_EXERCISE DIRECTIONS_: Copy each line that contains the string "Kushon".

_GIVEN DATA_:
[Start]

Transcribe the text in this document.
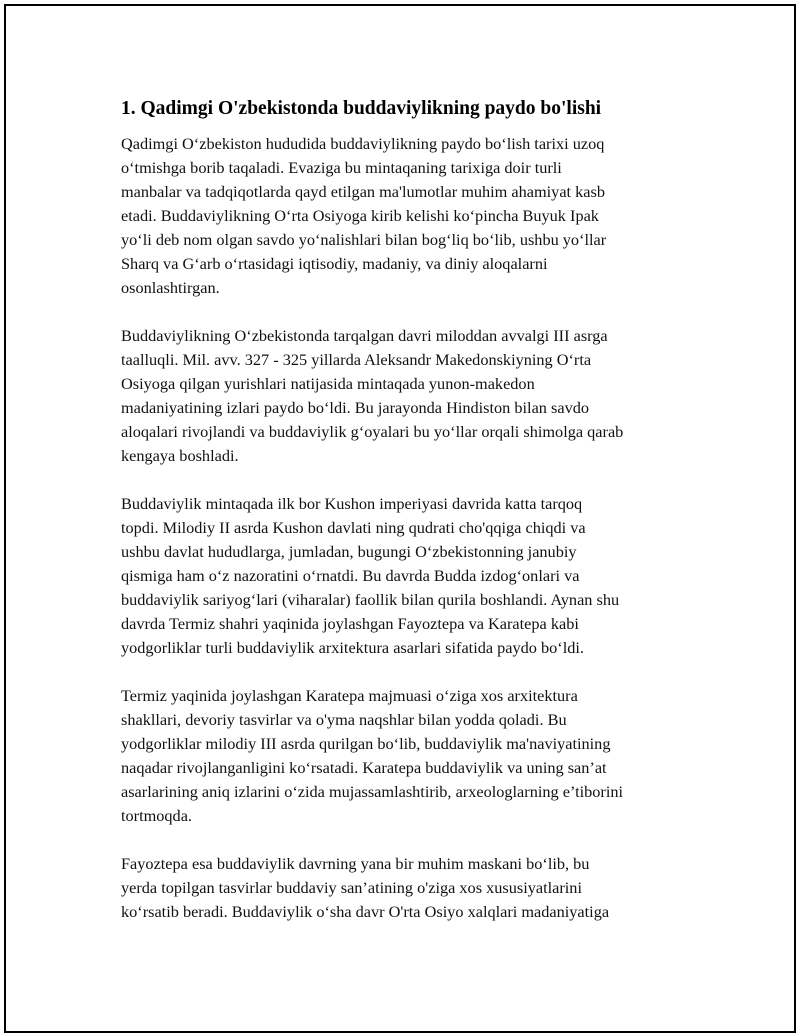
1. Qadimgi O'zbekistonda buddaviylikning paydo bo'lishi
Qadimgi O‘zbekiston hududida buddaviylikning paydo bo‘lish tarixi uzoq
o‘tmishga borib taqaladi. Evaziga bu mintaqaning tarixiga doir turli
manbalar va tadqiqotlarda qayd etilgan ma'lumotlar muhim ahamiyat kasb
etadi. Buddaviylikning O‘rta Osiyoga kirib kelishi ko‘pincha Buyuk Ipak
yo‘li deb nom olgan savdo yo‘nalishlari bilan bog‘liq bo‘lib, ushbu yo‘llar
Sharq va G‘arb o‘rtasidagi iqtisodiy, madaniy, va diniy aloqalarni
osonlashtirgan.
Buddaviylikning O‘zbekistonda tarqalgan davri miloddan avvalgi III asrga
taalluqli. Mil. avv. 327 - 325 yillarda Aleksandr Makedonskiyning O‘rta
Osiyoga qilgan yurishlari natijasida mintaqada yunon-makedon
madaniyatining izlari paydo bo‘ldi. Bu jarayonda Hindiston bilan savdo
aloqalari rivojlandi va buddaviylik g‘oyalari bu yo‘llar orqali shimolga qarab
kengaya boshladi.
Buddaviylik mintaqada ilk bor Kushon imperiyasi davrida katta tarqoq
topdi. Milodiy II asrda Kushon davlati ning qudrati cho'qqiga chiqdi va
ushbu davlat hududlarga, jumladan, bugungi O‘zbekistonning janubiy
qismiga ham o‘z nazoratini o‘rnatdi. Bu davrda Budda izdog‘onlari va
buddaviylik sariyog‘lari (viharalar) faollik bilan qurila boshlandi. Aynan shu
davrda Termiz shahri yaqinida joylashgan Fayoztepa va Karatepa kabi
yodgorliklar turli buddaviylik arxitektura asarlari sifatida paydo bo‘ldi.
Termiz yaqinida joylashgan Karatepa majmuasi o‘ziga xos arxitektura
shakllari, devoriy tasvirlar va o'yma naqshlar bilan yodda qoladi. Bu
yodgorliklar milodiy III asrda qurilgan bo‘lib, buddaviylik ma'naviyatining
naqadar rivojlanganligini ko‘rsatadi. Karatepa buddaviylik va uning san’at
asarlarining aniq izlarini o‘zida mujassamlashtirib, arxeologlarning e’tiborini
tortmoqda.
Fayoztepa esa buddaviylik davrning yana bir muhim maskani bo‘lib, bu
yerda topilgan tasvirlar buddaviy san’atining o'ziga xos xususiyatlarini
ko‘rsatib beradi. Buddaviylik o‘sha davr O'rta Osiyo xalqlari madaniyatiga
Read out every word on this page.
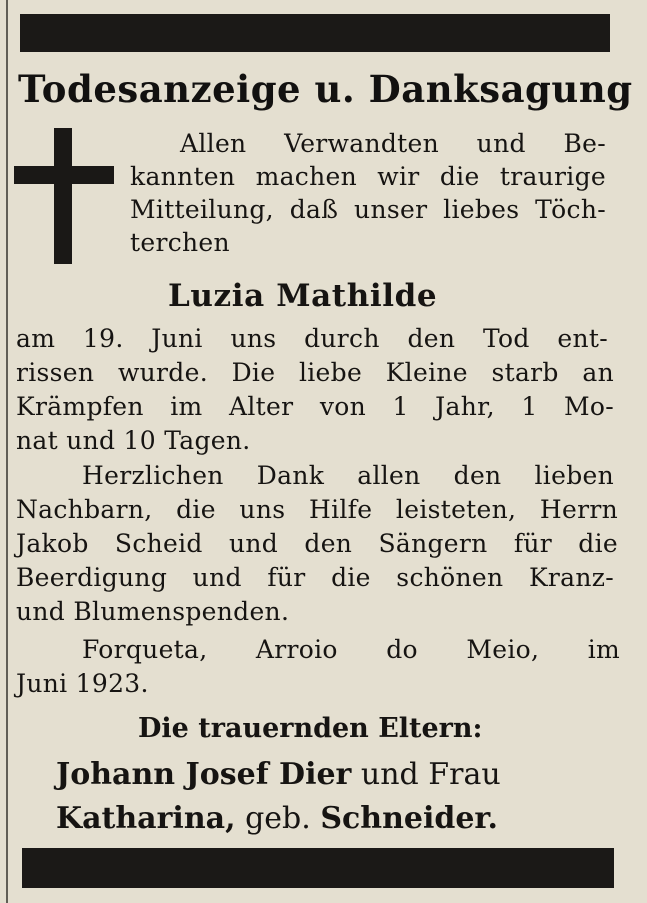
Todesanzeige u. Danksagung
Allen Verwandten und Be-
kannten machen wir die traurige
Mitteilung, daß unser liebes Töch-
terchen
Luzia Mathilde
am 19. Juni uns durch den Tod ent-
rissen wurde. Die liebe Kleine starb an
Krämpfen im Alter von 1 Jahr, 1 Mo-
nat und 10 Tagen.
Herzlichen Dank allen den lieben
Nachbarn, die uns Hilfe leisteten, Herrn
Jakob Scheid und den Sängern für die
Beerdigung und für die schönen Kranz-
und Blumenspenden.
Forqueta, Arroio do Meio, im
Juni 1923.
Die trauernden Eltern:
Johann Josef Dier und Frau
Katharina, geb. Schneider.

[End]
[Start]

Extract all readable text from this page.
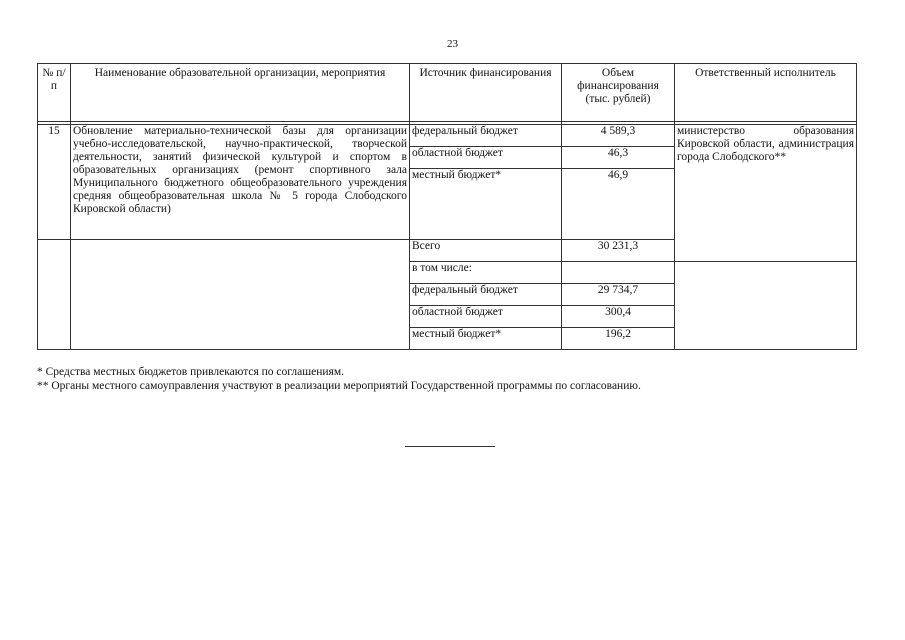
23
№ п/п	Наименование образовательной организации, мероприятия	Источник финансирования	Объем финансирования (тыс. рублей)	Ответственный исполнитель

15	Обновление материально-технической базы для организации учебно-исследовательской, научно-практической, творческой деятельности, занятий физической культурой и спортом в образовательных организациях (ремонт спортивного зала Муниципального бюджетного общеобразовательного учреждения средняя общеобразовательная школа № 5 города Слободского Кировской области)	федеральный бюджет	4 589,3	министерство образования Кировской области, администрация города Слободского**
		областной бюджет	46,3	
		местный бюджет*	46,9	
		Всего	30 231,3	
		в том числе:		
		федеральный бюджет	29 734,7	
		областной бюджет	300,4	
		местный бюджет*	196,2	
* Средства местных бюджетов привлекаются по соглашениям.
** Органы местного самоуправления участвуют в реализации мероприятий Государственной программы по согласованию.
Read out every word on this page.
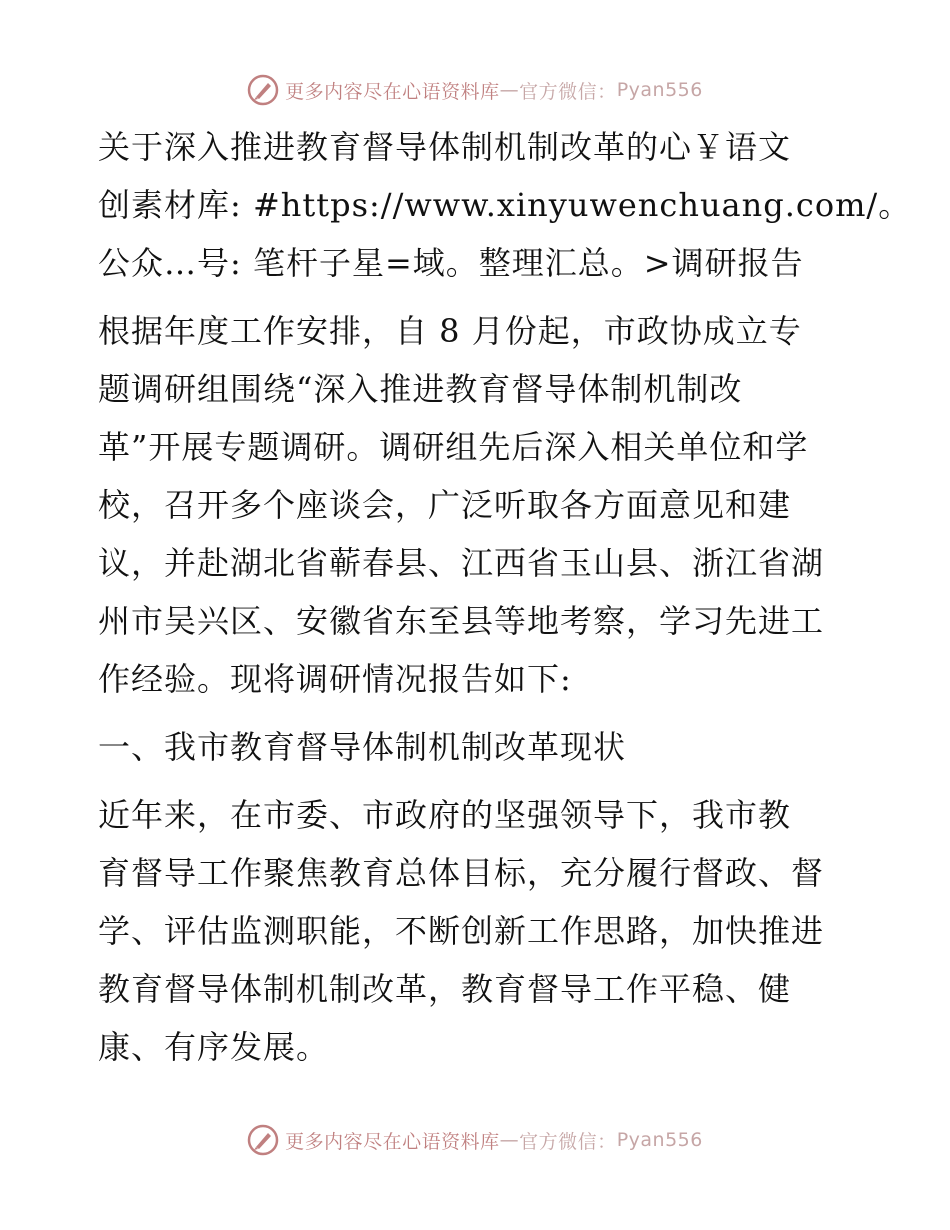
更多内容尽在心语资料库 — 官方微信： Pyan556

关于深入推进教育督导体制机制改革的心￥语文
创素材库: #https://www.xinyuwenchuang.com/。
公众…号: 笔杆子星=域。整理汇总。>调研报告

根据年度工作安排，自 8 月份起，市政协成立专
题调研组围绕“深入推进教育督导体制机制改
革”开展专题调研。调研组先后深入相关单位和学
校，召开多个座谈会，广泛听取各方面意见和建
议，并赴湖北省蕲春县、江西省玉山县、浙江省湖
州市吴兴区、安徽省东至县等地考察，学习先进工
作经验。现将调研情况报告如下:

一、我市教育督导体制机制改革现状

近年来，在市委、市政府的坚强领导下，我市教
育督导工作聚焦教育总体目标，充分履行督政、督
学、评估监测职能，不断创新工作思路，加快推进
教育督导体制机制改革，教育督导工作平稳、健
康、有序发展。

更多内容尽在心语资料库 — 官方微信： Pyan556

[End]
[Start]

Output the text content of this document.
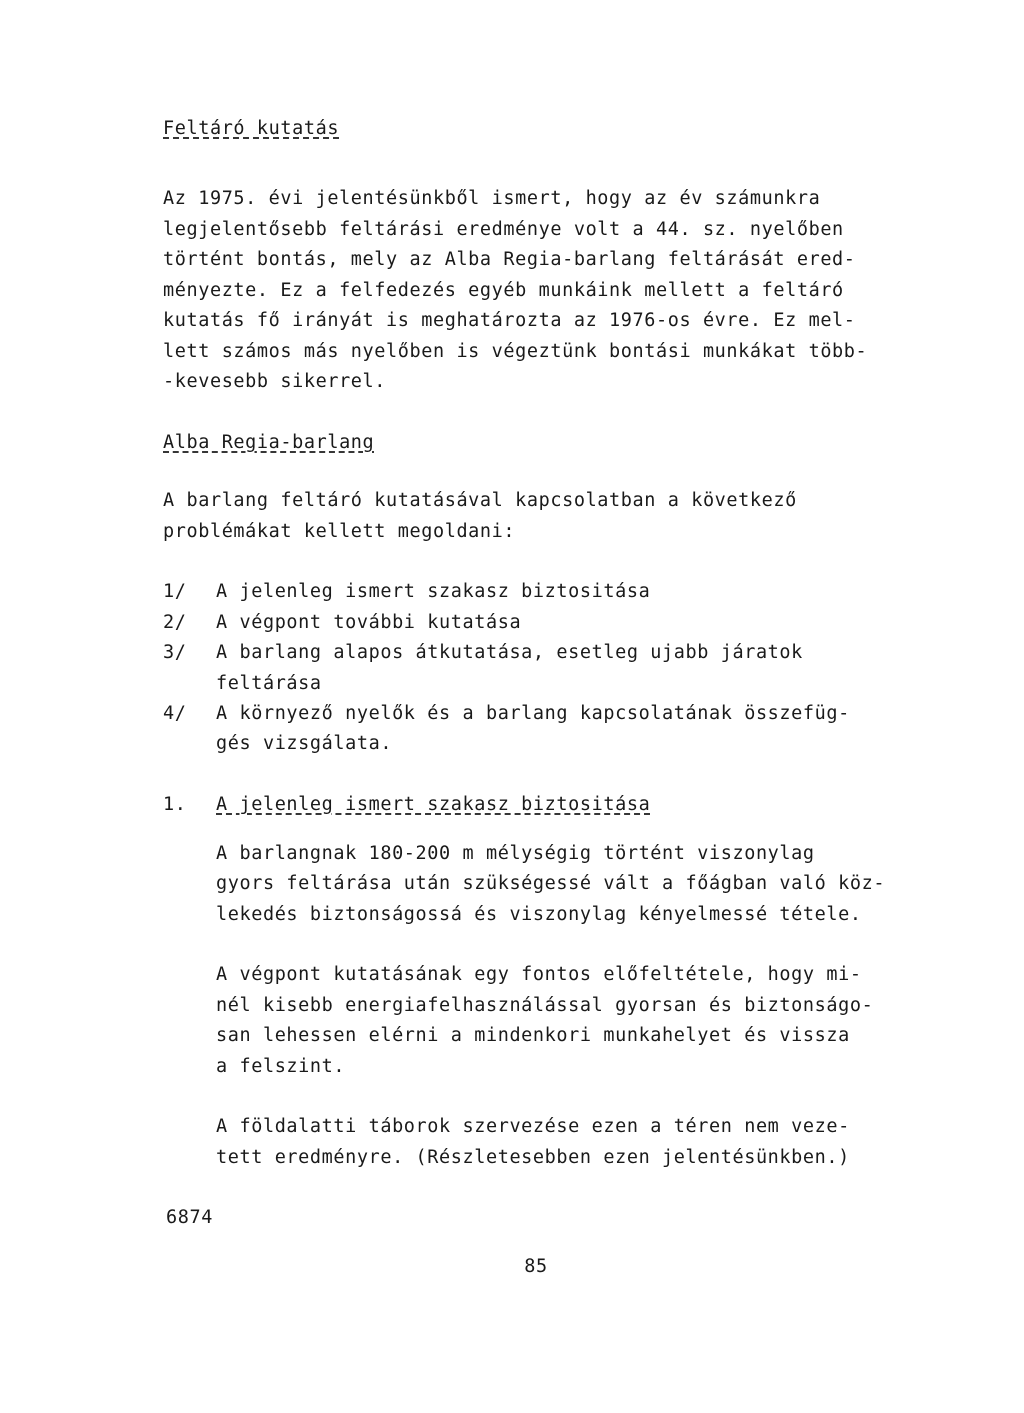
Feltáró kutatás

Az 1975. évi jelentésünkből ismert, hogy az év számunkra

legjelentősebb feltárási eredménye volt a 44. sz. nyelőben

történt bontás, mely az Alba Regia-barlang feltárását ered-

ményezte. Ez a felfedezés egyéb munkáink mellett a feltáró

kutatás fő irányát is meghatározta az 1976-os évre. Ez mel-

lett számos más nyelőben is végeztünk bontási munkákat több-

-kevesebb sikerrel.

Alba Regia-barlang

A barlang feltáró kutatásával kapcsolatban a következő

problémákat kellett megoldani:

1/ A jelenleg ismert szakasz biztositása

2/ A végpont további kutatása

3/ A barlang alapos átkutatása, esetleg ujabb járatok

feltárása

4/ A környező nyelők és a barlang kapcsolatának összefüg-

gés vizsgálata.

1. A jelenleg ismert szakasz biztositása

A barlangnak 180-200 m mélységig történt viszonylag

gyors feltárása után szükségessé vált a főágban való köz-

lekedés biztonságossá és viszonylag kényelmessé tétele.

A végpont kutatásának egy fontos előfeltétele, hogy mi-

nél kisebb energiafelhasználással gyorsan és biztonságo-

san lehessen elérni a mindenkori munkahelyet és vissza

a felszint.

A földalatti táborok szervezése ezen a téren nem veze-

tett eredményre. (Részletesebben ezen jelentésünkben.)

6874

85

[End]

_ANSWER FOR THE TASK_:
Buddaviylik mintaqada ilk bor Kushon imperiyasi davrida katta tarqoq
topdi. Milodiy II asrda Kushon davlati ning qudrati cho'qqiga chiqdi va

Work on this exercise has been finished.